Exercise aim -
Repeat each entry as written and leave the images out of the copy.

BEGIN Records shown

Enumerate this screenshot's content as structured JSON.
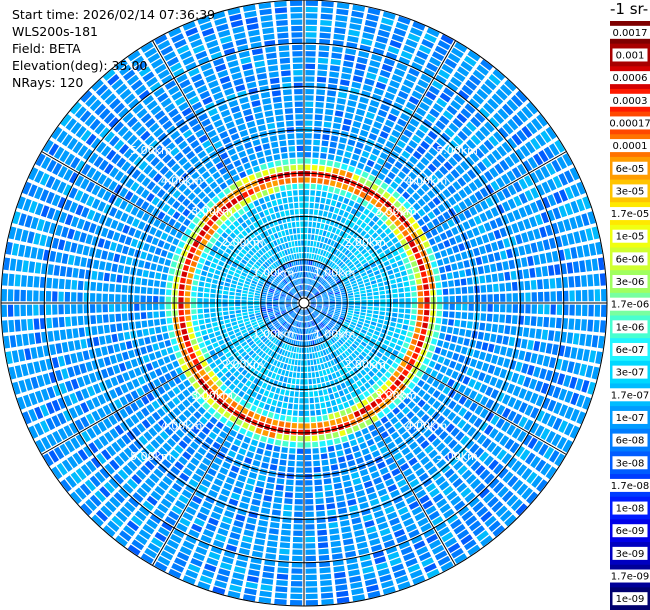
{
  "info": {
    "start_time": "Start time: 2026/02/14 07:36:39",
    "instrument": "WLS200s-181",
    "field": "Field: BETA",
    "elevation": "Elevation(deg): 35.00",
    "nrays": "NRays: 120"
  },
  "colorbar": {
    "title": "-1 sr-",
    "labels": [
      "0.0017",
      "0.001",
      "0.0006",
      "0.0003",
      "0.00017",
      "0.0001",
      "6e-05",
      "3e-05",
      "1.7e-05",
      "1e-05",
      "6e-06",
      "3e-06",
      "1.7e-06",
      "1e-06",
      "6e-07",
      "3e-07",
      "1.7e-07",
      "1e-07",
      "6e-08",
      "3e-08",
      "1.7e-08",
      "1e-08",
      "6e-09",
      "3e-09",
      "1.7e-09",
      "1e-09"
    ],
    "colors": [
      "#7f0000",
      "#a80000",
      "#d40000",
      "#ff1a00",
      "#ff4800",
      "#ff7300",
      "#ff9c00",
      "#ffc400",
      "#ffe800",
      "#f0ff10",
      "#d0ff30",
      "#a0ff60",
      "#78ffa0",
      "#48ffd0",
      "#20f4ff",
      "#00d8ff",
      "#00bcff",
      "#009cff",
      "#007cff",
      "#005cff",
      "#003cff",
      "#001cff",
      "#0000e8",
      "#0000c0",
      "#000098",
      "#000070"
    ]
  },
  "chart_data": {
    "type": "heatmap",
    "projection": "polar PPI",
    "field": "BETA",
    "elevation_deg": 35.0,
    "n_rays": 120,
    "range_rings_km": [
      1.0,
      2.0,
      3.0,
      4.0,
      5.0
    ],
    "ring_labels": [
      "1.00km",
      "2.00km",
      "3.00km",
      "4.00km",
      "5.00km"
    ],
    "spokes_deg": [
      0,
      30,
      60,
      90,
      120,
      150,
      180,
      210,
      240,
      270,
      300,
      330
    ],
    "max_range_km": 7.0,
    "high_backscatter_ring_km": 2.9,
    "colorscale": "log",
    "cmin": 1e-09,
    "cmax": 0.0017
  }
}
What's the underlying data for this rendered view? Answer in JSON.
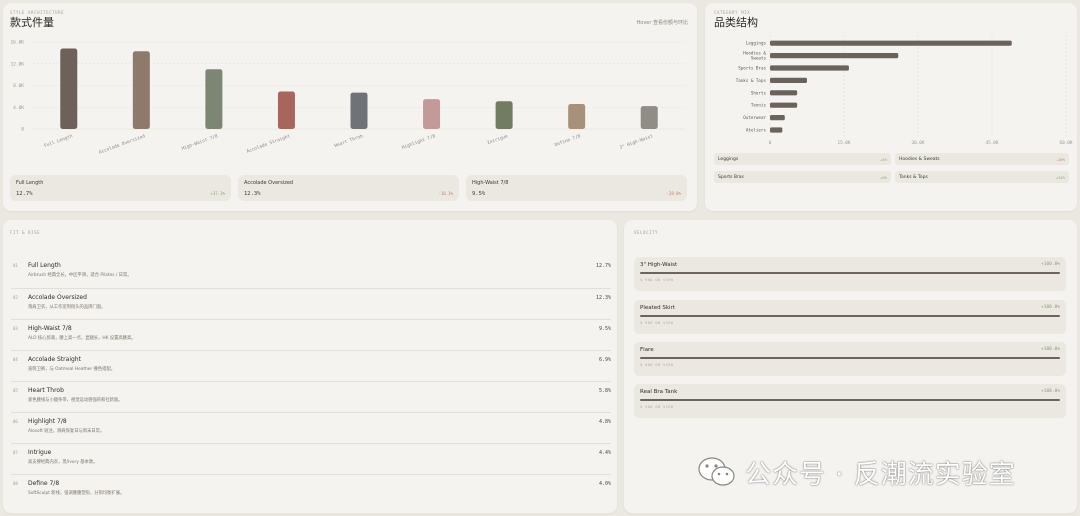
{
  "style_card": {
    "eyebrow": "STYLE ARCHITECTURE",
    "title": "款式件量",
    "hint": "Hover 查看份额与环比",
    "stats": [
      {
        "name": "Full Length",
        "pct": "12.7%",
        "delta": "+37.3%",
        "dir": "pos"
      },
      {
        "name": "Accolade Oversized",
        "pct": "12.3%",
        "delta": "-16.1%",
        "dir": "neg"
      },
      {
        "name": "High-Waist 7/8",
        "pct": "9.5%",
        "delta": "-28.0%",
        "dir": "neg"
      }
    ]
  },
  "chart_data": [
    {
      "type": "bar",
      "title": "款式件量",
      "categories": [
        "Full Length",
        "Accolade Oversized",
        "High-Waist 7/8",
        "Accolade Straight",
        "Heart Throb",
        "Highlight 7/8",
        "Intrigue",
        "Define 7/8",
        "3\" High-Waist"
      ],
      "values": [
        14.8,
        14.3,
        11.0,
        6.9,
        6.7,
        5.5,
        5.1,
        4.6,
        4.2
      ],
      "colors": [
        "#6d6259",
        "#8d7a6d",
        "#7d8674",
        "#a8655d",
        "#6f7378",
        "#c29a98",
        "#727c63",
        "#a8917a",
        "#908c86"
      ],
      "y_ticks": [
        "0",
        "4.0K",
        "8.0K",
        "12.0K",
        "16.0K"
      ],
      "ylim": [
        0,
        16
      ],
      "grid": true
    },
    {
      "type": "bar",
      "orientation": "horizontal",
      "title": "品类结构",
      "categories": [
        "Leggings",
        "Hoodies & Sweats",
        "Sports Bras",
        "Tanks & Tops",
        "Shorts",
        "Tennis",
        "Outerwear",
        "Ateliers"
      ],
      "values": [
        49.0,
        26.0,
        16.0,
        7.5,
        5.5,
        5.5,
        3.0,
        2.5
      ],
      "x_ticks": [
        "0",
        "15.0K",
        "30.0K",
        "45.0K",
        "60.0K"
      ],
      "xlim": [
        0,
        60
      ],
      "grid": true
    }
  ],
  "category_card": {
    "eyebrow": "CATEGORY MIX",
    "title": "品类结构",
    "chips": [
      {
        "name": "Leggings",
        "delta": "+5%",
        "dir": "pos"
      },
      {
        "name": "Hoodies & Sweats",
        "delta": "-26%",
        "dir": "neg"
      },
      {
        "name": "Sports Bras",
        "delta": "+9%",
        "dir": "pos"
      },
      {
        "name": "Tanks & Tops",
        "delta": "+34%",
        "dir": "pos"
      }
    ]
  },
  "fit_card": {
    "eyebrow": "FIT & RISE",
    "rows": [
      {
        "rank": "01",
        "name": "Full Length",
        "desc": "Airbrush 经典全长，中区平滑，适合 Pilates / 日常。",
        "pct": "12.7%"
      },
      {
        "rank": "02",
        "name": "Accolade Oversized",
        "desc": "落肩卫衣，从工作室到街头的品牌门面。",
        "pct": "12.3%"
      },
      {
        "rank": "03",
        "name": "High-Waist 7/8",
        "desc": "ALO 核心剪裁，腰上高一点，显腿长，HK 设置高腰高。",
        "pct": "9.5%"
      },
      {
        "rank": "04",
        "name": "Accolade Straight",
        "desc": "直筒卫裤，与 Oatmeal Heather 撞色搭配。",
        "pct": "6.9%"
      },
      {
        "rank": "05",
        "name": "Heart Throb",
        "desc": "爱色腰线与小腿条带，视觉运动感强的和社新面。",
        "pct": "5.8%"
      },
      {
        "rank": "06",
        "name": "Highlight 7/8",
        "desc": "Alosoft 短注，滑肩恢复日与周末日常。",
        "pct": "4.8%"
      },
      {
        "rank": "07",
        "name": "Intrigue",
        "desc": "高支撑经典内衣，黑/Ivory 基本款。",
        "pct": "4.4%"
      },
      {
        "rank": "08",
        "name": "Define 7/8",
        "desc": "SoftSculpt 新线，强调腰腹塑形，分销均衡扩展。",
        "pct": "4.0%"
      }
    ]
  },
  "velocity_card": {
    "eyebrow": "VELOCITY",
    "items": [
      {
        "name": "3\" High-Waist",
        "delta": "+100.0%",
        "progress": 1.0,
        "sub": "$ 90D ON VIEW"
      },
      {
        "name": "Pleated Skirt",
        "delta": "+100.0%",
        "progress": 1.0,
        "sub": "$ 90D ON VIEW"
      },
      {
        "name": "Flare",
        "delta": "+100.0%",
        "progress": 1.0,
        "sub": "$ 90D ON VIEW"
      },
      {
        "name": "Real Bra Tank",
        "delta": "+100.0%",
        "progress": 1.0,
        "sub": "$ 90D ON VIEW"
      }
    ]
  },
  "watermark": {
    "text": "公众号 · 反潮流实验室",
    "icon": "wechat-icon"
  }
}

END Records shown

Response below -
Enumerate this screenshot's content as structured JSON.
{
  "info": {
    "start_time": "Start time: 2026/02/14 07:36:39",
    "instrument": "WLS200s-181",
    "field": "Field: BETA",
    "elevation": "Elevation(deg): 35.00",
    "nrays": "NRays: 120"
  },
  "colorbar": {
    "title": "-1 sr-",
    "labels": [
      "0.0017",
      "0.001",
      "0.0006",
      "0.0003",
      "0.00017",
      "0.0001",
      "6e-05",
      "3e-05",
      "1.7e-05",
      "1e-05",
      "6e-06",
      "3e-06",
      "1.7e-06",
      "1e-06",
      "6e-07",
      "3e-07",
      "1.7e-07",
      "1e-07",
      "6e-08",
      "3e-08",
      "1.7e-08",
      "1e-08",
      "6e-09",
      "3e-09",
      "1.7e-09",
      "1e-09"
    ],
    "colors": [
      "#7f0000",
      "#a80000",
      "#d40000",
      "#ff1a00",
      "#ff4800",
      "#ff7300",
      "#ff9c00",
      "#ffc400",
      "#ffe800",
      "#f0ff10",
      "#d0ff30",
      "#a0ff60",
      "#78ffa0",
      "#48ffd0",
      "#20f4ff",
      "#00d8ff",
      "#00bcff",
      "#009cff",
      "#007cff",
      "#005cff",
      "#003cff",
      "#001cff",
      "#0000e8",
      "#0000c0",
      "#000098",
      "#000070"
    ]
  },
  "chart_data": {
    "type": "heatmap",
    "projection": "polar PPI",
    "field": "BETA",
    "elevation_deg": 35.0,
    "n_rays": 120,
    "range_rings_km": [
      1.0,
      2.0,
      3.0,
      4.0,
      5.0
    ],
    "ring_labels": [
      "1.00km",
      "2.00km",
      "3.00km",
      "4.00km",
      "5.00km"
    ],
    "spokes_deg": [
      0,
      30,
      60,
      90,
      120,
      150,
      180,
      210,
      240,
      270,
      300,
      330
    ],
    "max_range_km": 7.0,
    "high_backscatter_ring_km": 2.9,
    "colorscale": "log",
    "cmin": 1e-09,
    "cmax": 0.0017
  }
}
What's the underlying data for this rendered view? Answer in JSON.
{
  "style_card": {
    "eyebrow": "STYLE ARCHITECTURE",
    "title": "款式件量",
    "hint": "Hover 查看份额与环比",
    "stats": [
      {
        "name": "Full Length",
        "pct": "12.7%",
        "delta": "+37.3%",
        "dir": "pos"
      },
      {
        "name": "Accolade Oversized",
        "pct": "12.3%",
        "delta": "-16.1%",
        "dir": "neg"
      },
      {
        "name": "High-Waist 7/8",
        "pct": "9.5%",
        "delta": "-28.0%",
        "dir": "neg"
      }
    ]
  },
  "chart_data": [
    {
      "type": "bar",
      "title": "款式件量",
      "categories": [
        "Full Length",
        "Accolade Oversized",
        "High-Waist 7/8",
        "Accolade Straight",
        "Heart Throb",
        "Highlight 7/8",
        "Intrigue",
        "Define 7/8",
        "3\" High-Waist"
      ],
      "values": [
        14.8,
        14.3,
        11.0,
        6.9,
        6.7,
        5.5,
        5.1,
        4.6,
        4.2
      ],
      "colors": [
        "#6d6259",
        "#8d7a6d",
        "#7d8674",
        "#a8655d",
        "#6f7378",
        "#c29a98",
        "#727c63",
        "#a8917a",
        "#908c86"
      ],
      "y_ticks": [
        "0",
        "4.0K",
        "8.0K",
        "12.0K",
        "16.0K"
      ],
      "ylim": [
        0,
        16
      ],
      "grid": true
    },
    {
      "type": "bar",
      "orientation": "horizontal",
      "title": "品类结构",
      "categories": [
        "Leggings",
        "Hoodies & Sweats",
        "Sports Bras",
        "Tanks & Tops",
        "Shorts",
        "Tennis",
        "Outerwear",
        "Ateliers"
      ],
      "values": [
        49.0,
        26.0,
        16.0,
        7.5,
        5.5,
        5.5,
        3.0,
        2.5
      ],
      "x_ticks": [
        "0",
        "15.0K",
        "30.0K",
        "45.0K",
        "60.0K"
      ],
      "xlim": [
        0,
        60
      ],
      "grid": true
    }
  ],
  "category_card": {
    "eyebrow": "CATEGORY MIX",
    "title": "品类结构",
    "chips": [
      {
        "name": "Leggings",
        "delta": "+5%",
        "dir": "pos"
      },
      {
        "name": "Hoodies & Sweats",
        "delta": "-26%",
        "dir": "neg"
      },
      {
        "name": "Sports Bras",
        "delta": "+9%",
        "dir": "pos"
      },
      {
        "name": "Tanks & Tops",
        "delta": "+34%",
        "dir": "pos"
      }
    ]
  },
  "fit_card": {
    "eyebrow": "FIT & RISE",
    "rows": [
      {
        "rank": "01",
        "name": "Full Length",
        "desc": "Airbrush 经典全长，中区平滑，适合 Pilates / 日常。",
        "pct": "12.7%"
      },
      {
        "rank": "02",
        "name": "Accolade Oversized",
        "desc": "落肩卫衣，从工作室到街头的品牌门面。",
        "pct": "12.3%"
      },
      {
        "rank": "03",
        "name": "High-Waist 7/8",
        "desc": "ALO 核心剪裁，腰上高一点，显腿长，HK 设置高腰高。",
        "pct": "9.5%"
      },
      {
        "rank": "04",
        "name": "Accolade Straight",
        "desc": "直筒卫裤，与 Oatmeal Heather 撞色搭配。",
        "pct": "6.9%"
      },
      {
        "rank": "05",
        "name": "Heart Throb",
        "desc": "爱色腰线与小腿条带，视觉运动感强的和社新面。",
        "pct": "5.8%"
      },
      {
        "rank": "06",
        "name": "Highlight 7/8",
        "desc": "Alosoft 短注，滑肩恢复日与周末日常。",
        "pct": "4.8%"
      },
      {
        "rank": "07",
        "name": "Intrigue",
        "desc": "高支撑经典内衣，黑/Ivory 基本款。",
        "pct": "4.4%"
      },
      {
        "rank": "08",
        "name": "Define 7/8",
        "desc": "SoftSculpt 新线，强调腰腹塑形，分销均衡扩展。",
        "pct": "4.0%"
      }
    ]
  },
  "velocity_card": {
    "eyebrow": "VELOCITY",
    "items": [
      {
        "name": "3\" High-Waist",
        "delta": "+100.0%",
        "progress": 1.0,
        "sub": "$ 90D ON VIEW"
      },
      {
        "name": "Pleated Skirt",
        "delta": "+100.0%",
        "progress": 1.0,
        "sub": "$ 90D ON VIEW"
      },
      {
        "name": "Flare",
        "delta": "+100.0%",
        "progress": 1.0,
        "sub": "$ 90D ON VIEW"
      },
      {
        "name": "Real Bra Tank",
        "delta": "+100.0%",
        "progress": 1.0,
        "sub": "$ 90D ON VIEW"
      }
    ]
  },
  "watermark": {
    "text": "公众号 · 反潮流实验室",
    "icon": "wechat-icon"
  }
}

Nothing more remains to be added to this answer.